Task: Beginning with the line where "Give me the" appears, repeat every remaining line of the entries exactly, the last line included.

_____

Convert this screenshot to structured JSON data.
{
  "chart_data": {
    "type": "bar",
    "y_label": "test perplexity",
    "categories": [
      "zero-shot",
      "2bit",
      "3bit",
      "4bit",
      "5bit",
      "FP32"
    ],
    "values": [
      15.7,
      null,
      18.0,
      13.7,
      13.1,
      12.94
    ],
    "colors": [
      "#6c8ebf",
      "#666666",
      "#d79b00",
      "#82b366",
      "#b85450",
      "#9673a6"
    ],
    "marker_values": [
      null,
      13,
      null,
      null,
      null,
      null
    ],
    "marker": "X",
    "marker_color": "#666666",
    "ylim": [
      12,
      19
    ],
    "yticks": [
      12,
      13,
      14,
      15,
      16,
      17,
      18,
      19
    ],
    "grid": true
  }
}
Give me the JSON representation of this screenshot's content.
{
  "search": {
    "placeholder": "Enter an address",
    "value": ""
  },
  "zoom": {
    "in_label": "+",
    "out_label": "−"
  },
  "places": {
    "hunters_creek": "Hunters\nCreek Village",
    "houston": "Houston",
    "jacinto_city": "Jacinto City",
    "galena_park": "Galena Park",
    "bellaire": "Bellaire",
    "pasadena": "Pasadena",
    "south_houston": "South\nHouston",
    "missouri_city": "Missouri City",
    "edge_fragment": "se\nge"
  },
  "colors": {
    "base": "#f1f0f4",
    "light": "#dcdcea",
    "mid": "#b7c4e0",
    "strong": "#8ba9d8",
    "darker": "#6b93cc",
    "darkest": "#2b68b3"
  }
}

_____

Correct answer:
Give me the JSON representation of this screenshot's content.
{
  "search": {
    "placeholder": "Enter an address",
    "value": ""
  },
  "zoom": {
    "in_label": "+",
    "out_label": "−"
  },
  "places": {
    "hunters_creek": "Hunters\nCreek Village",
    "houston": "Houston",
    "jacinto_city": "Jacinto City",
    "galena_park": "Galena Park",
    "bellaire": "Bellaire",
    "pasadena": "Pasadena",
    "south_houston": "South\nHouston",
    "missouri_city": "Missouri City",
    "edge_fragment": "se\nge"
  },
  "colors": {
    "base": "#f1f0f4",
    "light": "#dcdcea",
    "mid": "#b7c4e0",
    "strong": "#8ba9d8",
    "darker": "#6b93cc",
    "darkest": "#2b68b3"
  }
}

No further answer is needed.